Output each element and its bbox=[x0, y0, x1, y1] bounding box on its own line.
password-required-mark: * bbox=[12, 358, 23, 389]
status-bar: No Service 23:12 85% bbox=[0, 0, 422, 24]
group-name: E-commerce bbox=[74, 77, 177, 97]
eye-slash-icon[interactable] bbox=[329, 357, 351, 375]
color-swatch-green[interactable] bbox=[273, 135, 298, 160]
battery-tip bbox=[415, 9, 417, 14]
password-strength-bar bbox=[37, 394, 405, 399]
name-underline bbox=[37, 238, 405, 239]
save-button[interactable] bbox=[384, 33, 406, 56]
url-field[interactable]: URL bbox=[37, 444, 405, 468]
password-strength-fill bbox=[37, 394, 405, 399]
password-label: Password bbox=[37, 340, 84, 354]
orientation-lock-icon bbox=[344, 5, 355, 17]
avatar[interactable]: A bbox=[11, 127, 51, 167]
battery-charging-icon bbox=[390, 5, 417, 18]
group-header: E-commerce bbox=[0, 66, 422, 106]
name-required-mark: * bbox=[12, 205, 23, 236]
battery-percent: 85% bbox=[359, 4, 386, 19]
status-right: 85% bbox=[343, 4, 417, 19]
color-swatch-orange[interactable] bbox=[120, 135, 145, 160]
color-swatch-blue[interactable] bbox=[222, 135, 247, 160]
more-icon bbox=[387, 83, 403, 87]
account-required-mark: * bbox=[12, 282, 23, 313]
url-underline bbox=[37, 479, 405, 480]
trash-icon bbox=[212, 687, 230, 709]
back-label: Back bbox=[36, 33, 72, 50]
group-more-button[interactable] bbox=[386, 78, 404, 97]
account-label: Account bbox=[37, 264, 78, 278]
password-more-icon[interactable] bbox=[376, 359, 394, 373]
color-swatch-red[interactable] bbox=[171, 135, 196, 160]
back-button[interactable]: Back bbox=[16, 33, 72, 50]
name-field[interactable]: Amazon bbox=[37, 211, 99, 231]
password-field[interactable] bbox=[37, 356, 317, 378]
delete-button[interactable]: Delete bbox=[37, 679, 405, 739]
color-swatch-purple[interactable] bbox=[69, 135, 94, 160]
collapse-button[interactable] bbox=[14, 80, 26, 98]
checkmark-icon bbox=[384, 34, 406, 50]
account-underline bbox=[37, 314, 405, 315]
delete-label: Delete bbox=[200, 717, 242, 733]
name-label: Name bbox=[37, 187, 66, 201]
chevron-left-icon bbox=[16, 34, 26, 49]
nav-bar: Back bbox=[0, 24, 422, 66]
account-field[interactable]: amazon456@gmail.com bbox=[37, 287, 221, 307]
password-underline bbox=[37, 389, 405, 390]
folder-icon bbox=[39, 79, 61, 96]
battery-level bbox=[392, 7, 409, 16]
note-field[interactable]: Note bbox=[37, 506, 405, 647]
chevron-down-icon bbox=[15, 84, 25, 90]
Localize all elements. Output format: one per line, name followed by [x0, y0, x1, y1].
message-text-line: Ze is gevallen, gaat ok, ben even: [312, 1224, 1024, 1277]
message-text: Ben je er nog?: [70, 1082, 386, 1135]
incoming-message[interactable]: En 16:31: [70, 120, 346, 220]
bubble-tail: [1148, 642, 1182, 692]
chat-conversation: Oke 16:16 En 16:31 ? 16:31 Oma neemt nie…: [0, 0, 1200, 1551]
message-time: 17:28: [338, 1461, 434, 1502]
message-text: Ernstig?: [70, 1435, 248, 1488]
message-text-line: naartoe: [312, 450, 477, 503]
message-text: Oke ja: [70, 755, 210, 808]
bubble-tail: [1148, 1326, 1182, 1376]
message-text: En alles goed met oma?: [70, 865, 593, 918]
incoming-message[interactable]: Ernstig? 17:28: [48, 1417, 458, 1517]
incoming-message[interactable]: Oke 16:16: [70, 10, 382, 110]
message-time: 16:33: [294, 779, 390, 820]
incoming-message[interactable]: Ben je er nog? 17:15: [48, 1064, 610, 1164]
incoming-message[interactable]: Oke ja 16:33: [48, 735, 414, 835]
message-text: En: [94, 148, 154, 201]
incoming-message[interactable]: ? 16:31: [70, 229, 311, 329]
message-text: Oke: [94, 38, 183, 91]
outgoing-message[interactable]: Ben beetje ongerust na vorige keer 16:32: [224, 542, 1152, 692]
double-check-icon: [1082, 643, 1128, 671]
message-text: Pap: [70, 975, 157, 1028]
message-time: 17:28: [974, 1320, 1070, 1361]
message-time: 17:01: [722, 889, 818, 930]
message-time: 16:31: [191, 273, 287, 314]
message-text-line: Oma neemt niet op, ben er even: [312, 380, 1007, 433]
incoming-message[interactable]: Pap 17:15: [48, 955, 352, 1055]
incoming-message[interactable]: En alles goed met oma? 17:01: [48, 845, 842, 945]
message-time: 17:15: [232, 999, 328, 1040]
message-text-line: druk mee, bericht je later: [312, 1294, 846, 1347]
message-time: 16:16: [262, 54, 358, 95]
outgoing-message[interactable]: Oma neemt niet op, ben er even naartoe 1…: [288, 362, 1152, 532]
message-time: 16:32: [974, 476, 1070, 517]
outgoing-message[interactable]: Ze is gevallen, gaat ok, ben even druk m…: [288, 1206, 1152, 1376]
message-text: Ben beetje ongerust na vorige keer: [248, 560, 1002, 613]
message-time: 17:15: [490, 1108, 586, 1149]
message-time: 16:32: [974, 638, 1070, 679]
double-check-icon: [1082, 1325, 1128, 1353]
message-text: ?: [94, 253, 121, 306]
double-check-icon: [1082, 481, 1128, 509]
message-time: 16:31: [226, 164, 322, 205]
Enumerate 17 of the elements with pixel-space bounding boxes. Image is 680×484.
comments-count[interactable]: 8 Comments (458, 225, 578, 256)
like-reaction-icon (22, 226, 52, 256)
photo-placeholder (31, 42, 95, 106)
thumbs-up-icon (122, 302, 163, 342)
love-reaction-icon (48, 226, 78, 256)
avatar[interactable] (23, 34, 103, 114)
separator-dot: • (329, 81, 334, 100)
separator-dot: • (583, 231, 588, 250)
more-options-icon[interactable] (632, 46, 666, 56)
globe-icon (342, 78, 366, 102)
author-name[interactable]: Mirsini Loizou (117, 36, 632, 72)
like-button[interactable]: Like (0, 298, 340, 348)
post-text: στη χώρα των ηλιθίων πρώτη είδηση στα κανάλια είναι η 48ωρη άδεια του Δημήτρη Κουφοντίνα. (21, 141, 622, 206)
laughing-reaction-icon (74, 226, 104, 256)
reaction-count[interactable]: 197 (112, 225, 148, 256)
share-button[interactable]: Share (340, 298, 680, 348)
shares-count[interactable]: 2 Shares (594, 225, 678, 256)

### PROBLEM DESCRIPTION:
Copy every line of the records above without any change.

### ANSWER TO THE TASK:
Output each element and its bbox=[x0, y0, x1, y1] bounding box on its own line.
password-required-mark: * bbox=[12, 358, 23, 389]
status-bar: No Service 23:12 85% bbox=[0, 0, 422, 24]
group-name: E-commerce bbox=[74, 77, 177, 97]
eye-slash-icon[interactable] bbox=[329, 357, 351, 375]
color-swatch-green[interactable] bbox=[273, 135, 298, 160]
battery-tip bbox=[415, 9, 417, 14]
password-strength-bar bbox=[37, 394, 405, 399]
name-underline bbox=[37, 238, 405, 239]
save-button[interactable] bbox=[384, 33, 406, 56]
url-field[interactable]: URL bbox=[37, 444, 405, 468]
password-strength-fill bbox=[37, 394, 405, 399]
password-label: Password bbox=[37, 340, 84, 354]
orientation-lock-icon bbox=[344, 5, 355, 17]
avatar[interactable]: A bbox=[11, 127, 51, 167]
battery-charging-icon bbox=[390, 5, 417, 18]
group-header: E-commerce bbox=[0, 66, 422, 106]
name-required-mark: * bbox=[12, 205, 23, 236]
battery-percent: 85% bbox=[359, 4, 386, 19]
status-right: 85% bbox=[343, 4, 417, 19]
color-swatch-orange[interactable] bbox=[120, 135, 145, 160]
color-swatch-blue[interactable] bbox=[222, 135, 247, 160]
more-icon bbox=[387, 83, 403, 87]
account-required-mark: * bbox=[12, 282, 23, 313]
url-underline bbox=[37, 479, 405, 480]
trash-icon bbox=[212, 687, 230, 709]
back-label: Back bbox=[36, 33, 72, 50]
group-more-button[interactable] bbox=[386, 78, 404, 97]
account-label: Account bbox=[37, 264, 78, 278]
password-more-icon[interactable] bbox=[376, 359, 394, 373]
color-swatch-red[interactable] bbox=[171, 135, 196, 160]
back-button[interactable]: Back bbox=[16, 33, 72, 50]
name-field[interactable]: Amazon bbox=[37, 211, 99, 231]
password-field[interactable] bbox=[37, 356, 317, 378]
delete-button[interactable]: Delete bbox=[37, 679, 405, 739]
color-swatch-purple[interactable] bbox=[69, 135, 94, 160]
collapse-button[interactable] bbox=[14, 80, 26, 98]
checkmark-icon bbox=[384, 34, 406, 50]
account-underline bbox=[37, 314, 405, 315]
delete-label: Delete bbox=[200, 717, 242, 733]
name-label: Name bbox=[37, 187, 66, 201]
chevron-left-icon bbox=[16, 34, 26, 49]
nav-bar: Back bbox=[0, 24, 422, 66]
account-field[interactable]: amazon456@gmail.com bbox=[37, 287, 221, 307]
password-underline bbox=[37, 389, 405, 390]
folder-icon bbox=[39, 79, 61, 96]
battery-level bbox=[392, 7, 409, 16]
note-field[interactable]: Note bbox=[37, 506, 405, 647]
chevron-down-icon bbox=[15, 84, 25, 90]
Localize all elements. Output format: one per line, name followed by [x0, y0, x1, y1].
message-text-line: Ze is gevallen, gaat ok, ben even: [312, 1224, 1024, 1277]
message-text: Ben je er nog?: [70, 1082, 386, 1135]
incoming-message[interactable]: En 16:31: [70, 120, 346, 220]
bubble-tail: [1148, 642, 1182, 692]
chat-conversation: Oke 16:16 En 16:31 ? 16:31 Oma neemt nie…: [0, 0, 1200, 1551]
message-time: 17:28: [338, 1461, 434, 1502]
message-text: Ernstig?: [70, 1435, 248, 1488]
message-text-line: naartoe: [312, 450, 477, 503]
message-text: Oke ja: [70, 755, 210, 808]
bubble-tail: [1148, 1326, 1182, 1376]
message-text: En alles goed met oma?: [70, 865, 593, 918]
incoming-message[interactable]: Ernstig? 17:28: [48, 1417, 458, 1517]
incoming-message[interactable]: Oke 16:16: [70, 10, 382, 110]
message-time: 16:33: [294, 779, 390, 820]
incoming-message[interactable]: Ben je er nog? 17:15: [48, 1064, 610, 1164]
incoming-message[interactable]: Oke ja 16:33: [48, 735, 414, 835]
message-text: En: [94, 148, 154, 201]
incoming-message[interactable]: ? 16:31: [70, 229, 311, 329]
message-text: Oke: [94, 38, 183, 91]
outgoing-message[interactable]: Ben beetje ongerust na vorige keer 16:32: [224, 542, 1152, 692]
double-check-icon: [1082, 643, 1128, 671]
message-text: Pap: [70, 975, 157, 1028]
message-time: 17:28: [974, 1320, 1070, 1361]
message-time: 17:01: [722, 889, 818, 930]
message-time: 16:31: [191, 273, 287, 314]
message-text-line: Oma neemt niet op, ben er even: [312, 380, 1007, 433]
incoming-message[interactable]: Pap 17:15: [48, 955, 352, 1055]
incoming-message[interactable]: En alles goed met oma? 17:01: [48, 845, 842, 945]
message-time: 17:15: [232, 999, 328, 1040]
message-text-line: druk mee, bericht je later: [312, 1294, 846, 1347]
message-time: 16:16: [262, 54, 358, 95]
outgoing-message[interactable]: Oma neemt niet op, ben er even naartoe 1…: [288, 362, 1152, 532]
message-time: 16:32: [974, 476, 1070, 517]
outgoing-message[interactable]: Ze is gevallen, gaat ok, ben even druk m…: [288, 1206, 1152, 1376]
message-text: Ben beetje ongerust na vorige keer: [248, 560, 1002, 613]
message-time: 17:15: [490, 1108, 586, 1149]
message-time: 16:32: [974, 638, 1070, 679]
double-check-icon: [1082, 1325, 1128, 1353]
message-text: ?: [94, 253, 121, 306]
double-check-icon: [1082, 481, 1128, 509]
message-time: 16:31: [226, 164, 322, 205]
Enumerate 17 of the elements with pixel-space bounding boxes. Image is 680×484.
comments-count[interactable]: 8 Comments (458, 225, 578, 256)
like-reaction-icon (22, 226, 52, 256)
photo-placeholder (31, 42, 95, 106)
thumbs-up-icon (122, 302, 163, 342)
love-reaction-icon (48, 226, 78, 256)
avatar[interactable] (23, 34, 103, 114)
separator-dot: • (329, 81, 334, 100)
separator-dot: • (583, 231, 588, 250)
more-options-icon[interactable] (632, 46, 666, 56)
globe-icon (342, 78, 366, 102)
author-name[interactable]: Mirsini Loizou (117, 36, 632, 72)
like-button[interactable]: Like (0, 298, 340, 348)
post-text: στη χώρα των ηλιθίων πρώτη είδηση στα κανάλια είναι η 48ωρη άδεια του Δημήτρη Κουφοντίνα. (21, 141, 622, 206)
laughing-reaction-icon (74, 226, 104, 256)
reaction-count[interactable]: 197 (112, 225, 148, 256)
share-button[interactable]: Share (340, 298, 680, 348)
shares-count[interactable]: 2 Shares (594, 225, 678, 256)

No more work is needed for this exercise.